▸ Set problem 1
Answer these questions about the essay on people pleasing:
(a) What did the narrator's mom pack lunches in?
(b) Into what did the narrator carry the people-pleasing pattern?
(c) How long had Rebecca (Rivkah) been a friend of the family?
▸ Set problem 2
Could you write the next few paragraphs of the essay on people pleasing, picking up after its final sentence?

▸ Text extract
★ ★ ★ ★ ★
I grew up a very quiet person. I had a difficult time even looking people in the eyes while talking to them. I was very shy and introverted. I did not have a revengeful bone in my body. I remember the lunches my mom used to pack me in brown paper sacks. I remember coming home on the bus still holding that brown paper sack. Though I ate my lunch, I did not want to throw away my brown paper sack, because my mom had packed my lunch in it.
I never wanted to hurt people, or make them ashamed of me. As I grew up, my motivation to please people grew. As it grew, so did my rejection complex. If the people I desired to please and make happy did not receive my ‘actions’, I felt rejected. The rejection only caused me to try that much harder to please people. This is what I carried into my first two marriages.
Looking back, I can see clearly that the ‘people pleasing and rejection’ cycle eventually gave birth to a selfish, untrusting heart. I am not saying the failed marriages were not my fault, because I do recognize that it was by my own hand they failed, regardless of what the other people did.
We bow our will to whomever we wish to please. That is simple fact.
It was in this ‘selfish and untrusting state’, that I met Rebecca (Rivkah). When I say met, I mean getting to know better, because she had been a friend of the family for many years. At that time in my life, I had zero confidence in anyone’s “consistency of actions”; not even my own. I didn’t care though, because my lack to any commitment gave me the license to come and go as I pleased, without having to please anyone anymore. The tenderness I held as a little child, in believing in people, trusting in people, had become my worst enemy.
★ ★ ★ ★ ★
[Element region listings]
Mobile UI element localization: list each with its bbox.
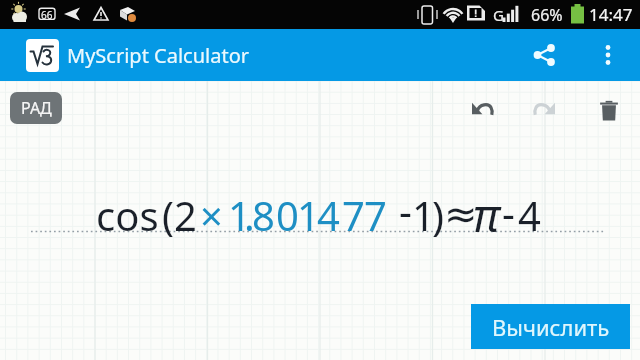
staticText: 66 [41,8,53,22]
staticText: 1 [412,188,435,242]
button[interactable]: Undo [463,90,503,130]
staticText: 7 [364,188,387,242]
button[interactable]: Delete [589,90,629,130]
staticText: 1 [228,188,251,242]
staticText: 14:47 [589,3,633,26]
staticText: (2 [162,188,197,242]
staticText: - [399,183,412,237]
button[interactable]: Share [522,32,568,78]
staticText: ≈ [444,191,478,238]
staticText: РАД [21,97,52,119]
staticText: Вычислить [492,312,610,342]
button[interactable]: Redo [524,90,564,130]
staticText: 66% [531,4,563,26]
button[interactable]: More options [585,32,631,78]
button[interactable]: РАД [10,92,62,124]
staticText: 8 [252,188,275,242]
button[interactable]: Вычислить [471,304,630,349]
button[interactable] [26,39,59,72]
staticText: 1 [297,188,320,242]
staticText: 4 [317,188,340,242]
staticText: 0 [276,188,299,242]
staticText: 7 [342,188,365,242]
staticText: 4 [518,188,541,242]
staticText: cos [96,188,159,242]
staticText: × [200,188,223,242]
staticText: MyScript Calculator [67,42,249,69]
staticText: π [473,184,500,245]
staticText: G [493,5,504,25]
staticText: ) [432,188,444,242]
staticText: - [502,185,515,239]
staticText: . [244,188,255,242]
★ ★ ★ ★ ★
▸ Final result 1
(a) Brown paper sacks.
(b) The narrator's first two marriages.
(c) For many years.

▸ Final result 2
As my friendship grew with Rivkah, I began to see something I had thought I would never see again – “consistency of actions” At first I believed that her consistency was merely a manipulative method to get what she wanted. After all, what I had been through in the past left me no other choice to believe any different. However, it was her consistency in the way she treated me that helped me realize my own selfishness. Because of Rivkah, who I know now was sent as my gift from Abba, I began reaching out beyond myself again, and had a desire to change.
I went to Israel with my mom in October of 2011. I went there seeking answers to my own life, seeking my heart, seeking my own ways. Isn’t this what we do sometimes, under the cloak of “well, I’m trying to get God’s directions for my life.” We hide our own selfishness and coat it with a chocolate frosting of pretending were ‘seeking God’s will.’ How messed up is that, right?
Shortly after we arrived in Israel, I opened up and shared with my mom how I was trying to get God’s direction for my life. Through her wisdom gained through years and years of experience, her response left me jolted, yet peaceful. She said, “Don’t seek direction for your life, but find out what is on His (Abba’s) heart, and your path will become clear.”
After she said this, I did something that most people never do; I put into actions her wisdom. Thank you mom for speaking the truth to me! Thank you for allowing Abba to speak through you, those words that day. For you may not realize it, but it was Abba that was saying, “seek the passions on My heart, and your own path will become clear.”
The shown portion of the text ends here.